MATERIAL SUPPLIED »

##########

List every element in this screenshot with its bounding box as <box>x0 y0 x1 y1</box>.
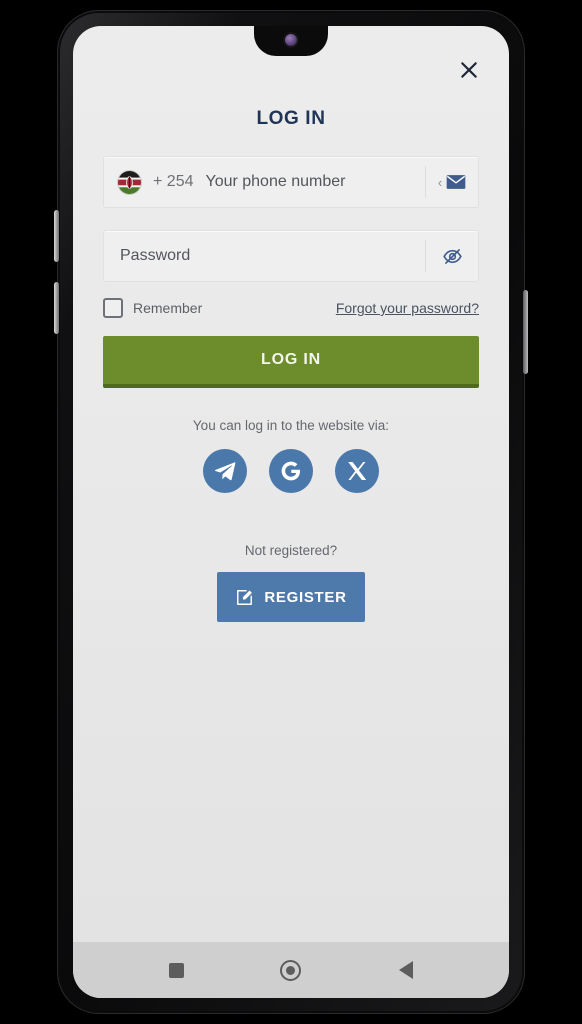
nav-home-button[interactable] <box>269 948 313 992</box>
telegram-icon <box>213 459 237 483</box>
android-navigation-bar <box>73 942 509 998</box>
edit-pencil-icon <box>235 588 254 607</box>
x-icon <box>345 459 369 483</box>
nav-recents-button[interactable] <box>154 948 198 992</box>
front-camera-icon <box>285 34 297 46</box>
toggle-password-visibility-button[interactable] <box>426 230 478 282</box>
country-dial-code[interactable]: + 254 <box>153 173 193 191</box>
password-field[interactable] <box>103 230 479 282</box>
phone-number-field[interactable]: + 254 ‹ <box>103 156 479 208</box>
kenya-flag-icon[interactable] <box>118 170 141 194</box>
register-caption: Not registered? <box>244 543 338 558</box>
chevron-left-icon: ‹ <box>437 174 443 190</box>
circle-home-icon <box>280 959 302 981</box>
phone-device-frame: LOG IN + 254 Your phone number ‹ Passwor… <box>54 10 528 1014</box>
close-button[interactable] <box>453 56 485 88</box>
password-input[interactable] <box>104 247 425 265</box>
volume-up-button[interactable] <box>54 210 59 262</box>
square-recents-icon <box>168 962 184 978</box>
social-login-caption: You can log in to the website via: <box>192 418 390 433</box>
social-login-x-button[interactable] <box>335 449 379 493</box>
remember-checkbox[interactable] <box>103 298 123 318</box>
waterdrop-notch <box>254 26 328 56</box>
triangle-back-icon <box>398 961 413 979</box>
remember-checkbox-wrapper[interactable]: Remember <box>103 298 202 318</box>
social-login-telegram-button[interactable] <box>203 449 247 493</box>
phone-number-input[interactable] <box>193 173 425 191</box>
login-page: LOG IN + 254 Your phone number ‹ Passwor… <box>73 26 509 998</box>
remember-row: Remember Forgot your password? <box>103 298 479 318</box>
page-title: LOG IN <box>256 108 326 129</box>
eye-slash-icon <box>442 246 463 267</box>
power-button[interactable] <box>523 290 528 374</box>
register-button-label: REGISTER <box>264 588 347 606</box>
close-icon <box>459 60 479 85</box>
social-login-google-button[interactable] <box>269 449 313 493</box>
email-icon <box>446 172 466 192</box>
nav-back-button[interactable] <box>384 948 428 992</box>
register-button[interactable]: REGISTER <box>217 572 365 622</box>
switch-to-email-button[interactable]: ‹ <box>426 156 478 208</box>
forgot-password-link[interactable]: Forgot your password? <box>336 300 479 316</box>
volume-down-button[interactable] <box>54 282 59 334</box>
social-login-row <box>103 449 479 493</box>
phone-screen: LOG IN + 254 Your phone number ‹ Passwor… <box>73 26 509 998</box>
login-button[interactable]: LOG IN <box>103 336 479 388</box>
remember-label: Remember <box>133 300 203 316</box>
google-icon <box>279 459 303 483</box>
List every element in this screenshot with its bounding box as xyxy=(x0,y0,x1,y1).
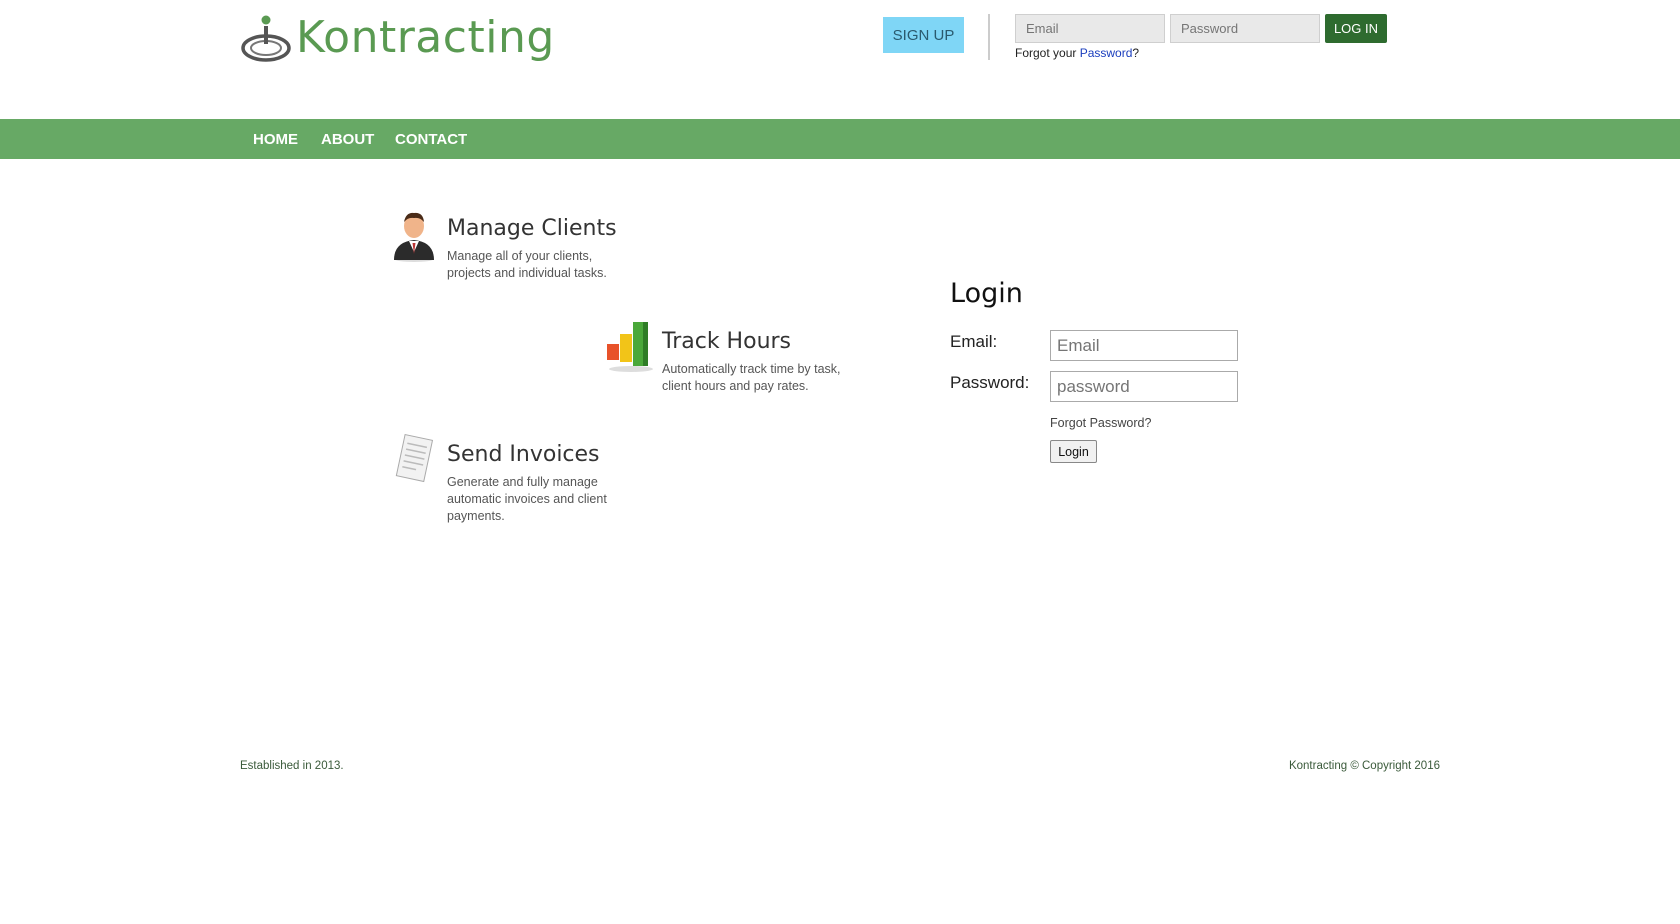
login-submit-button[interactable]: Login xyxy=(1050,440,1097,463)
desc-line: projects and individual tasks. xyxy=(447,266,607,280)
login-heading: Login xyxy=(950,278,1023,309)
forgot-suffix: ? xyxy=(1132,46,1140,60)
invoice-icon xyxy=(390,433,438,492)
header-password-input[interactable] xyxy=(1170,14,1320,43)
desc-line: client hours and pay rates. xyxy=(662,379,809,393)
nav-about[interactable]: ABOUT xyxy=(321,119,374,159)
header-divider xyxy=(988,14,990,60)
desc-line: Automatically track time by task, xyxy=(662,362,841,376)
feature-title: Send Invoices xyxy=(447,442,600,467)
desc-line: Manage all of your clients, xyxy=(447,249,593,263)
forgot-password-link[interactable]: Password xyxy=(1080,46,1133,60)
feature-title: Track Hours xyxy=(662,329,792,354)
sign-up-button[interactable]: SIGN UP xyxy=(883,17,964,53)
login-email-field[interactable] xyxy=(1050,330,1238,361)
feature-description: Automatically track time by task, client… xyxy=(662,361,841,395)
nav-home[interactable]: HOME xyxy=(253,119,298,159)
forgot-prefix: Forgot your xyxy=(1015,46,1080,60)
header-email-input[interactable] xyxy=(1015,14,1165,43)
login-password-field[interactable] xyxy=(1050,371,1238,402)
brand-name: Kontracting xyxy=(296,12,555,63)
footer-copyright: Kontracting © Copyright 2016 xyxy=(1288,760,1440,772)
desc-line: automatic invoices and client xyxy=(447,492,607,506)
feature-title: Manage Clients xyxy=(447,216,617,241)
feature-description: Generate and fully manage automatic invo… xyxy=(447,474,607,525)
desc-line: Generate and fully manage xyxy=(447,475,598,489)
nav-contact[interactable]: CONTACT xyxy=(395,119,467,159)
feature-description: Manage all of your clients, projects and… xyxy=(447,248,607,282)
bar-chart-icon xyxy=(605,320,655,377)
main-nav: HOME ABOUT CONTACT xyxy=(0,119,1680,159)
email-label: Email: xyxy=(950,332,998,351)
forgot-password-link[interactable]: Forgot Password? xyxy=(1050,416,1151,430)
desc-line: payments. xyxy=(447,509,505,523)
logo[interactable]: Kontracting xyxy=(240,12,555,64)
log-in-button[interactable]: LOG IN xyxy=(1325,14,1387,43)
logo-icon xyxy=(241,15,291,62)
businessman-icon xyxy=(390,208,438,267)
password-label: Password: xyxy=(950,373,1030,392)
header-forgot-password: Forgot your Password? xyxy=(1015,46,1139,60)
footer-established: Established in 2013. xyxy=(240,760,344,772)
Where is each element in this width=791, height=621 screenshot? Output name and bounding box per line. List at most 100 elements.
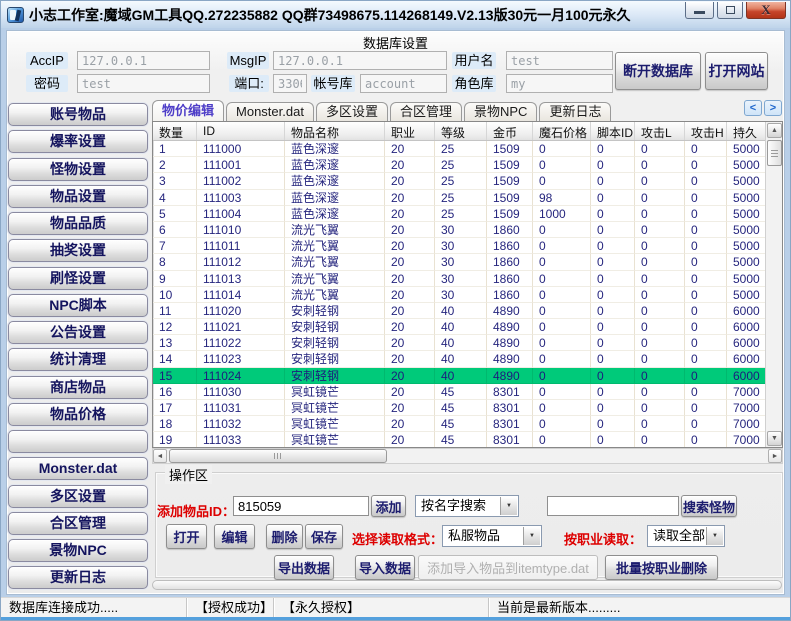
column-header-7[interactable]: 魔石价格 (533, 122, 591, 140)
table-row[interactable]: 2111001蓝色深邃2025150900005000 (153, 157, 765, 173)
batch-delete-by-class-button[interactable]: 批量按职业删除 (605, 555, 718, 580)
sidebar-item-14[interactable]: Monster.dat (8, 457, 148, 480)
scroll-up-button[interactable]: ▲ (767, 123, 782, 138)
monster-search-input[interactable] (547, 496, 679, 516)
edit-button[interactable]: 编辑 (214, 524, 255, 549)
add-item-id-input[interactable] (233, 496, 369, 516)
port-field[interactable] (273, 74, 307, 93)
table-cell: 7000 (727, 416, 765, 432)
scroll-right-button[interactable]: ► (768, 449, 782, 463)
table-row[interactable]: 19111033冥虹镜芒2045830100007000 (153, 432, 765, 447)
table-row[interactable]: 17111031冥虹镜芒2045830100007000 (153, 400, 765, 416)
tab-2[interactable]: Monster.dat (226, 102, 314, 121)
open-button[interactable]: 打开 (166, 524, 207, 549)
close-button[interactable]: X (746, 2, 786, 19)
table-row[interactable]: 13111022安刺轻钢2040489000006000 (153, 335, 765, 351)
column-header-11[interactable]: 持久 (727, 122, 767, 140)
table-row[interactable]: 14111023安刺轻钢2040489000006000 (153, 351, 765, 367)
save-button[interactable]: 保存 (305, 524, 343, 549)
column-header-4[interactable]: 职业 (385, 122, 435, 140)
maximize-button[interactable] (717, 2, 743, 19)
tab-5[interactable]: 景物NPC (464, 102, 537, 121)
tab-scroll-left-button[interactable]: < (744, 100, 762, 116)
table-cell: 0 (533, 173, 591, 189)
sidebar-item-2[interactable]: 爆率设置 (8, 130, 148, 153)
role-db-field[interactable] (506, 74, 613, 93)
column-header-2[interactable]: ID (197, 122, 285, 140)
import-data-button[interactable]: 导入数据 (355, 555, 415, 580)
scroll-down-button[interactable]: ▼ (767, 431, 782, 446)
sidebar-item-7[interactable]: 刷怪设置 (8, 267, 148, 290)
table-row[interactable]: 12111021安刺轻钢2040489000006000 (153, 319, 765, 335)
vertical-scroll-thumb[interactable] (767, 140, 782, 166)
table-row[interactable]: 18111032冥虹镜芒2045830100007000 (153, 416, 765, 432)
table-row[interactable]: 10111014流光飞翼2030186000005000 (153, 287, 765, 303)
sidebar-item-13[interactable] (8, 430, 148, 453)
sidebar-item-9[interactable]: 公告设置 (8, 321, 148, 344)
column-header-9[interactable]: 攻击L (635, 122, 685, 140)
delete-button[interactable]: 删除 (266, 524, 303, 549)
sidebar-item-5[interactable]: 物品品质 (8, 212, 148, 235)
sidebar-item-4[interactable]: 物品设置 (8, 185, 148, 208)
tab-6[interactable]: 更新日志 (539, 102, 611, 121)
tab-scroll-right-button[interactable]: > (764, 100, 782, 116)
account-db-field[interactable] (360, 74, 447, 93)
column-header-1[interactable]: 数量 (153, 122, 197, 140)
sidebar-item-1[interactable]: 账号物品 (8, 103, 148, 126)
read-by-class-select[interactable]: 读取全部 ▼ (647, 525, 725, 547)
column-header-6[interactable]: 金币 (487, 122, 533, 140)
add-button[interactable]: 添加 (371, 495, 406, 517)
column-header-5[interactable]: 等级 (435, 122, 487, 140)
table-row[interactable]: 5111004蓝色深邃2025150910000005000 (153, 206, 765, 222)
table-row[interactable]: 16111030冥虹镜芒2045830100007000 (153, 384, 765, 400)
scroll-left-button[interactable]: ◄ (153, 449, 167, 463)
column-header-10[interactable]: 攻击H (685, 122, 727, 140)
sidebar-item-16[interactable]: 合区管理 (8, 512, 148, 535)
table-row[interactable]: 9111013流光飞翼2030186000005000 (153, 271, 765, 287)
read-format-select[interactable]: 私服物品 ▼ (442, 525, 542, 547)
table-cell: 0 (533, 351, 591, 367)
horizontal-scrollbar[interactable]: ◄ ► (152, 448, 783, 464)
table-row[interactable]: 1111000蓝色深邃2025150900005000 (153, 141, 765, 157)
sidebar-item-17[interactable]: 景物NPC (8, 539, 148, 562)
sidebar-item-3[interactable]: 怪物设置 (8, 158, 148, 181)
sidebar-item-10[interactable]: 统计清理 (8, 348, 148, 371)
column-header-8[interactable]: 脚本ID (591, 122, 635, 140)
sidebar-item-8[interactable]: NPC脚本 (8, 294, 148, 317)
table-row[interactable]: 4111003蓝色深邃20251509980005000 (153, 190, 765, 206)
dropdown-arrow-icon[interactable]: ▼ (706, 527, 723, 545)
sidebar-item-6[interactable]: 抽奖设置 (8, 239, 148, 262)
username-field[interactable] (506, 51, 613, 70)
table-cell: 蓝色深邃 (285, 173, 385, 189)
table-row[interactable]: 3111002蓝色深邃2025150900005000 (153, 173, 765, 189)
sidebar-item-12[interactable]: 物品价格 (8, 403, 148, 426)
table-row[interactable]: 15111024安刺轻钢2040489000006000 (153, 368, 765, 384)
table-cell: 30 (435, 254, 487, 270)
dropdown-arrow-icon[interactable]: ▼ (523, 527, 540, 545)
table-cell: 0 (533, 287, 591, 303)
open-website-button[interactable]: 打开网站 (705, 52, 768, 90)
dropdown-arrow-icon[interactable]: ▼ (500, 497, 517, 515)
horizontal-scroll-thumb[interactable] (169, 449, 387, 463)
search-mode-select[interactable]: 按名字搜索 ▼ (415, 495, 519, 517)
export-data-button[interactable]: 导出数据 (274, 555, 334, 580)
sidebar-item-15[interactable]: 多区设置 (8, 485, 148, 508)
column-header-3[interactable]: 物品名称 (285, 122, 385, 140)
minimize-button[interactable] (685, 2, 714, 19)
tab-3[interactable]: 多区设置 (316, 102, 388, 121)
sidebar-item-11[interactable]: 商店物品 (8, 376, 148, 399)
table-cell: 1509 (487, 206, 533, 222)
search-monster-button[interactable]: 搜索怪物 (681, 495, 737, 517)
tab-1[interactable]: 物价编辑 (152, 100, 224, 121)
disconnect-db-button[interactable]: 断开数据库 (615, 52, 701, 90)
tab-4[interactable]: 合区管理 (390, 102, 462, 121)
table-cell: 13 (153, 335, 197, 351)
table-row[interactable]: 7111011流光飞翼2030186000005000 (153, 238, 765, 254)
table-cell: 20 (385, 254, 435, 270)
table-row[interactable]: 8111012流光飞翼2030186000005000 (153, 254, 765, 270)
table-row[interactable]: 11111020安刺轻钢2040489000006000 (153, 303, 765, 319)
table-row[interactable]: 6111010流光飞翼2030186000005000 (153, 222, 765, 238)
msgip-field[interactable] (273, 51, 447, 70)
sidebar-item-18[interactable]: 更新日志 (8, 566, 148, 589)
vertical-scrollbar[interactable]: ▲ ▼ (765, 122, 782, 447)
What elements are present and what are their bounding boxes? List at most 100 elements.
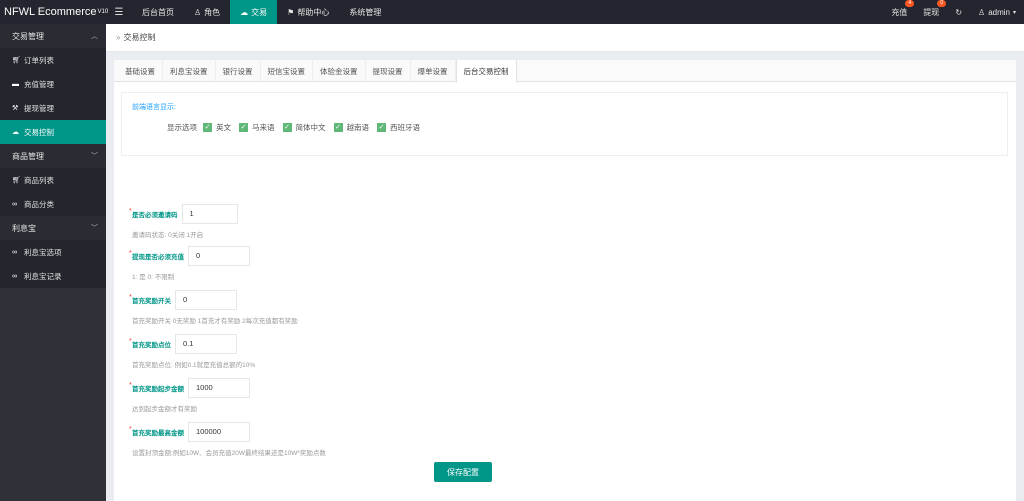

##########

WRITTEN EXERCISE » Convert the listing lines between the line holding "nav-home-button[interactable] <box>269 948" and the line holding "social-login-caption: You can", inclusive, into a Markdown table with the columns Row and Line, where Row is a row number and Line is the line itself. Omit any blank lines.

ANSWER FOR THIS EXERCISE »
| Row | Line |
|---|---|
| 1 | nav-home-button[interactable] <box>269 948 313 992</box> |
| 2 | telegram-icon <box>213 459 237 483</box> |
| 3 | android-navigation-bar <box>73 942 509 998</box> |
| 4 | edit-pencil-icon <box>235 588 254 607</box> |
| 5 | x-icon <box>345 459 369 483</box> |
| 6 | nav-recents-button[interactable] <box>154 948 198 992</box> |
| 7 | front-camera-icon <box>285 34 297 46</box> |
| 8 | toggle-password-visibility-button[interactable] <box>426 230 478 282</box> |
| 9 | country-dial-code[interactable]: + 254 <box>153 173 193 191</box> |
| 10 | password-field[interactable] <box>103 230 479 282</box> |
| 11 | phone-number-field[interactable]: + 254 ‹ <box>103 156 479 208</box> |
| 12 | kenya-flag-icon[interactable] <box>118 170 141 194</box> |
| 13 | register-caption: Not registered? <box>244 543 338 558</box> |
| 14 | chevron-left-icon: ‹ <box>437 174 443 190</box> |
| 15 | circle-home-icon <box>280 959 302 981</box> |
| 16 | phone-device-frame: LOG IN + 254 Your phone number ‹ Passwor… <box>54 10 528 1014</box> |
| 17 | close-button[interactable] <box>453 56 485 88</box> |
| 18 | password-input[interactable] <box>104 247 425 265</box> |
| 19 | volume-up-button[interactable] <box>54 210 59 262</box> |
| 20 | square-recents-icon <box>168 962 184 978</box> |
| 21 | social-login-caption: You can log in to the website via: <box>192 418 390 433</box> |